Exercise >>
Make an exact copy of the listing below.

[Extracted records]
= = =

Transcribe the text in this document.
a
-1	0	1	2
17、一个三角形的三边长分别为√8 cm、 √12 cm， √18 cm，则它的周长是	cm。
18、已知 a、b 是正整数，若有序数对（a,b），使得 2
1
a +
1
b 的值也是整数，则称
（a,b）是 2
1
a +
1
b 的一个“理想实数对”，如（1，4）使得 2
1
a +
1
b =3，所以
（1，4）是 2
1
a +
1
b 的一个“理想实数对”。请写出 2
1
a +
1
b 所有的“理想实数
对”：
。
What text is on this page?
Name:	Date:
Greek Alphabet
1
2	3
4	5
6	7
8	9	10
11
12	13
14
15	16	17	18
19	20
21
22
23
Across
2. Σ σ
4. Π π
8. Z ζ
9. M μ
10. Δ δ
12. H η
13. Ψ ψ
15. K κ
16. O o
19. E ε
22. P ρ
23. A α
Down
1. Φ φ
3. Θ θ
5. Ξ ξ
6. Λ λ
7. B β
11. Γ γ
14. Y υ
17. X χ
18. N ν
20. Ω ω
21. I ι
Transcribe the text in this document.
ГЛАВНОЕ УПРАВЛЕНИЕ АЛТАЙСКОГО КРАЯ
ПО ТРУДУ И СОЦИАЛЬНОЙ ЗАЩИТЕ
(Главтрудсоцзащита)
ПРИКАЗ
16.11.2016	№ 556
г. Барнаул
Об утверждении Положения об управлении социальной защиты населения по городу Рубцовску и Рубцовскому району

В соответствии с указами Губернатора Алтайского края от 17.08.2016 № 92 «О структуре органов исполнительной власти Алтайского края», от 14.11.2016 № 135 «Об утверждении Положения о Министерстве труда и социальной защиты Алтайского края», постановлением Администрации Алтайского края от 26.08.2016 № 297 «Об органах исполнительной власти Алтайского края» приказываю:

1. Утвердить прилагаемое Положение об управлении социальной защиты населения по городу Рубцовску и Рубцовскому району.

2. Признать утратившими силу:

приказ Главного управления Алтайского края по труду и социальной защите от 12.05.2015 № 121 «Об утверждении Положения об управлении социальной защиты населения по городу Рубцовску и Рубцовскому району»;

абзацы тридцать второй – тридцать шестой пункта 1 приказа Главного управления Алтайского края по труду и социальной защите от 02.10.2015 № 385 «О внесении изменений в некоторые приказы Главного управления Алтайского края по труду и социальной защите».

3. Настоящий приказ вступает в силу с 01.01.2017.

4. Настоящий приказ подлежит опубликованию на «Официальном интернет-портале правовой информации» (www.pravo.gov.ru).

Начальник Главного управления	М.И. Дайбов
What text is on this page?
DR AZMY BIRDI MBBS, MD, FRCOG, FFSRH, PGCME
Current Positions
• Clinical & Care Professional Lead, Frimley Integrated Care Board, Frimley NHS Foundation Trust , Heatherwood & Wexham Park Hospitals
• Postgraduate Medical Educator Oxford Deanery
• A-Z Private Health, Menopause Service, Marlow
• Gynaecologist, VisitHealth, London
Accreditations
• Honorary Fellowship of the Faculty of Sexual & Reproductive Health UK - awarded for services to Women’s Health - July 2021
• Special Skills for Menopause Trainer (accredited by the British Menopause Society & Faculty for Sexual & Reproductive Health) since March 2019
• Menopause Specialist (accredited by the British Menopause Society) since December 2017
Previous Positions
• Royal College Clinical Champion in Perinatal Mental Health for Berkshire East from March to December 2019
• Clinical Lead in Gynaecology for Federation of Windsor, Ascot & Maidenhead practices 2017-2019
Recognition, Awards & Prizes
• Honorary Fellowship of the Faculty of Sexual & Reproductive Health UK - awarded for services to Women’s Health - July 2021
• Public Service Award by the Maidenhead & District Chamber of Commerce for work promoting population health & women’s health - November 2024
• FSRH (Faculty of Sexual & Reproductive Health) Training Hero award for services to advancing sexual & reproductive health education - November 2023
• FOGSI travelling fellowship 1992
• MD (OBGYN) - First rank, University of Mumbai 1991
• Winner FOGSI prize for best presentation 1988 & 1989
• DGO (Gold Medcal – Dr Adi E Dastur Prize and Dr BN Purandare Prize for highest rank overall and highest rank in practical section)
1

= = =

Task output >>
Transcribe the text in this document.
a
-1	0	1	2
17、一个三角形的三边长分别为√8 cm、 √12 cm， √18 cm，则它的周长是	cm。
18、已知 a、b 是正整数，若有序数对（a,b），使得 2
1
a +
1
b 的值也是整数，则称
（a,b）是 2
1
a +
1
b 的一个“理想实数对”，如（1，4）使得 2
1
a +
1
b =3，所以
（1，4）是 2
1
a +
1
b 的一个“理想实数对”。请写出 2
1
a +
1
b 所有的“理想实数
对”：
。
What text is on this page?
Name:	Date:
Greek Alphabet
1
2	3
4	5
6	7
8	9	10
11
12	13
14
15	16	17	18
19	20
21
22
23
Across
2. Σ σ
4. Π π
8. Z ζ
9. M μ
10. Δ δ
12. H η
13. Ψ ψ
15. K κ
16. O o
19. E ε
22. P ρ
23. A α
Down
1. Φ φ
3. Θ θ
5. Ξ ξ
6. Λ λ
7. B β
11. Γ γ
14. Y υ
17. X χ
18. N ν
20. Ω ω
21. I ι
Transcribe the text in this document.
ГЛАВНОЕ УПРАВЛЕНИЕ АЛТАЙСКОГО КРАЯ
ПО ТРУДУ И СОЦИАЛЬНОЙ ЗАЩИТЕ
(Главтрудсоцзащита)
ПРИКАЗ
16.11.2016	№ 556
г. Барнаул
Об утверждении Положения об управлении социальной защиты населения по городу Рубцовску и Рубцовскому району

В соответствии с указами Губернатора Алтайского края от 17.08.2016 № 92 «О структуре органов исполнительной власти Алтайского края», от 14.11.2016 № 135 «Об утверждении Положения о Министерстве труда и социальной защиты Алтайского края», постановлением Администрации Алтайского края от 26.08.2016 № 297 «Об органах исполнительной власти Алтайского края» приказываю:

1. Утвердить прилагаемое Положение об управлении социальной защиты населения по городу Рубцовску и Рубцовскому району.

2. Признать утратившими силу:

приказ Главного управления Алтайского края по труду и социальной защите от 12.05.2015 № 121 «Об утверждении Положения об управлении социальной защиты населения по городу Рубцовску и Рубцовскому району»;

абзацы тридцать второй – тридцать шестой пункта 1 приказа Главного управления Алтайского края по труду и социальной защите от 02.10.2015 № 385 «О внесении изменений в некоторые приказы Главного управления Алтайского края по труду и социальной защите».

3. Настоящий приказ вступает в силу с 01.01.2017.

4. Настоящий приказ подлежит опубликованию на «Официальном интернет-портале правовой информации» (www.pravo.gov.ru).

Начальник Главного управления	М.И. Дайбов
What text is on this page?
DR AZMY BIRDI MBBS, MD, FRCOG, FFSRH, PGCME
Current Positions
• Clinical & Care Professional Lead, Frimley Integrated Care Board, Frimley NHS Foundation Trust , Heatherwood & Wexham Park Hospitals
• Postgraduate Medical Educator Oxford Deanery
• A-Z Private Health, Menopause Service, Marlow
• Gynaecologist, VisitHealth, London
Accreditations
• Honorary Fellowship of the Faculty of Sexual & Reproductive Health UK - awarded for services to Women’s Health - July 2021
• Special Skills for Menopause Trainer (accredited by the British Menopause Society & Faculty for Sexual & Reproductive Health) since March 2019
• Menopause Specialist (accredited by the British Menopause Society) since December 2017
Previous Positions
• Royal College Clinical Champion in Perinatal Mental Health for Berkshire East from March to December 2019
• Clinical Lead in Gynaecology for Federation of Windsor, Ascot & Maidenhead practices 2017-2019
Recognition, Awards & Prizes
• Honorary Fellowship of the Faculty of Sexual & Reproductive Health UK - awarded for services to Women’s Health - July 2021
• Public Service Award by the Maidenhead & District Chamber of Commerce for work promoting population health & women’s health - November 2024
• FSRH (Faculty of Sexual & Reproductive Health) Training Hero award for services to advancing sexual & reproductive health education - November 2023
• FOGSI travelling fellowship 1992
• MD (OBGYN) - First rank, University of Mumbai 1991
• Winner FOGSI prize for best presentation 1988 & 1989
• DGO (Gold Medcal – Dr Adi E Dastur Prize and Dr BN Purandare Prize for highest rank overall and highest rank in practical section)
1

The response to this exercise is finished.